### Given request
Filter these entries, keeping only lines that hold the word "name".

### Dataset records
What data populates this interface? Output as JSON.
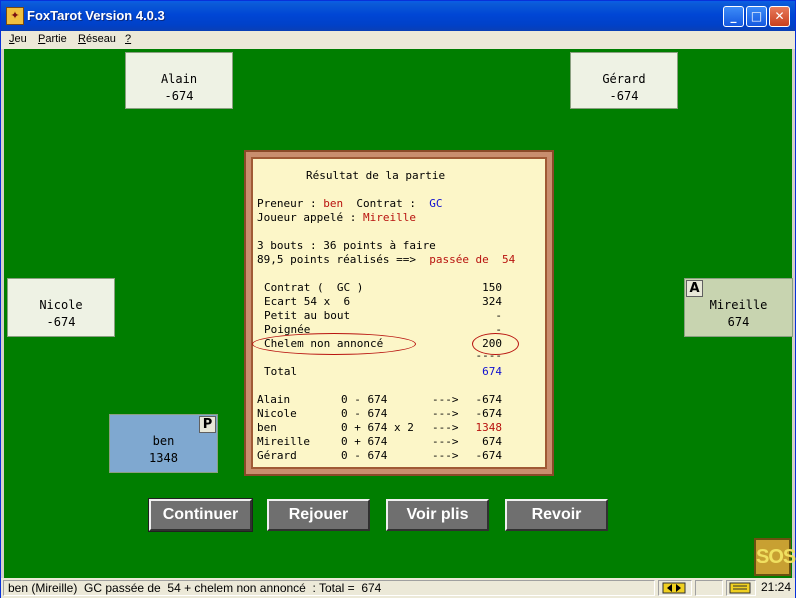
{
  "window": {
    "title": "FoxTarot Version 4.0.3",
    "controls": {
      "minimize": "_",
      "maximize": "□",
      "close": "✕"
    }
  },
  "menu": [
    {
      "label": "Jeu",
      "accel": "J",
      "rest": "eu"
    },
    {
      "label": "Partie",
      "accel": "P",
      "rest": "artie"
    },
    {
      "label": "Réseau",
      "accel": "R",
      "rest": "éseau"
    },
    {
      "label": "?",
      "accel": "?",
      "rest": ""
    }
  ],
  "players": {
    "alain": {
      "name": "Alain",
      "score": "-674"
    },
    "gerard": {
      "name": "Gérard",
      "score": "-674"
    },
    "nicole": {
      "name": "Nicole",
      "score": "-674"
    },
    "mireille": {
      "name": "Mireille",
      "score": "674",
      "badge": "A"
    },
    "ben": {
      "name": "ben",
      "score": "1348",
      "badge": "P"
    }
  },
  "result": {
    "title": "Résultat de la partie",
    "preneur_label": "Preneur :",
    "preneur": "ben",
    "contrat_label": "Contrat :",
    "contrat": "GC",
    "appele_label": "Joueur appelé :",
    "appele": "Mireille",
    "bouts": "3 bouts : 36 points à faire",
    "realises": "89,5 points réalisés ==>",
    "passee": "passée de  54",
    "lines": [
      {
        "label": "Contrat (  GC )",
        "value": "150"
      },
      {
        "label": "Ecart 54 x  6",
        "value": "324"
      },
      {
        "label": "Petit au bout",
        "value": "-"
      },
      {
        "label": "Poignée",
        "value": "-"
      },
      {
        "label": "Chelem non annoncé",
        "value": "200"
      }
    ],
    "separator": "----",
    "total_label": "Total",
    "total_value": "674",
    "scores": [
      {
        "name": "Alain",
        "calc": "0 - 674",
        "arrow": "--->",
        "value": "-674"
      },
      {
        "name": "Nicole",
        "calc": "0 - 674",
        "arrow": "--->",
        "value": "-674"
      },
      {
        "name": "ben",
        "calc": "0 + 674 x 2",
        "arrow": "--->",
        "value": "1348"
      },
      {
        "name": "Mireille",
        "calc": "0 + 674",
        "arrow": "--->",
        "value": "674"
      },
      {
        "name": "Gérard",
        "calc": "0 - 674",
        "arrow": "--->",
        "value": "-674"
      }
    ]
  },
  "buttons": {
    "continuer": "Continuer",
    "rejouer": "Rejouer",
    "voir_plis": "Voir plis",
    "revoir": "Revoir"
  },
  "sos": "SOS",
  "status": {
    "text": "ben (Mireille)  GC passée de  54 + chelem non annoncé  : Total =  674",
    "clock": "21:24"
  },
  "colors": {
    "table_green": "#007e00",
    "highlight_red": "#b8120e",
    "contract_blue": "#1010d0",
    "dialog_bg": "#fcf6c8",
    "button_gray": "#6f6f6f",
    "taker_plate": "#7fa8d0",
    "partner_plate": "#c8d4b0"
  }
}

### Answer to this task
      "name": "Alain",
      "name": "Gérard",
      "name": "Nicole",
      "name": "Mireille",
      "name": "ben",
        "name": "Alain",
        "name": "Nicole",
        "name": "ben",
        "name": "Mireille",
        "name": "Gérard",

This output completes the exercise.